- **What is required**: Without the pictures, set down every line of the data exactly.
[start Records]
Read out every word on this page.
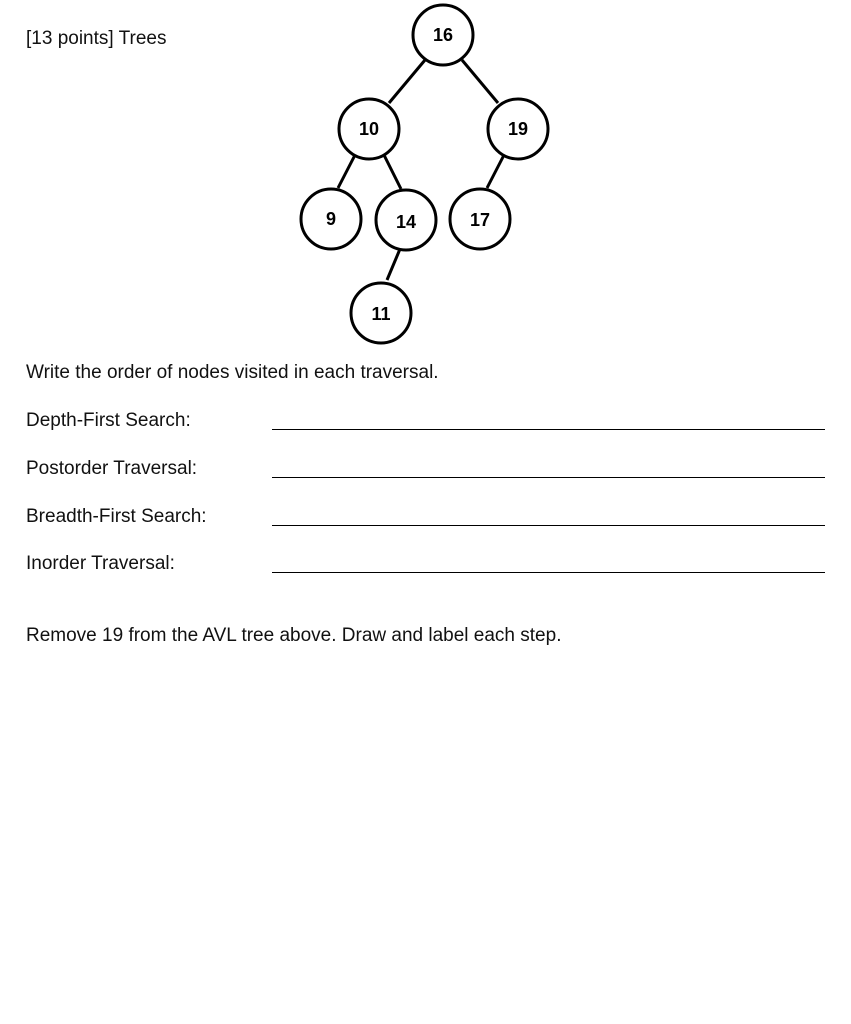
[13 points] Trees	16
10	19
9	14	17
11
Write the order of nodes visited in each traversal.
Depth-First Search:
Postorder Traversal:
Breadth-First Search:
Inorder Traversal:
Remove 19 from the AVL tree above. Draw and label each step.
[end Records]
- **Worked answer**:
Read out every word on this page.
[13 points] Trees	16
10	19
9	14	17
11
Write the order of nodes visited in each traversal.
Depth-First Search:
Postorder Traversal:
Breadth-First Search:
Inorder Traversal:
Remove 19 from the AVL tree above. Draw and label each step.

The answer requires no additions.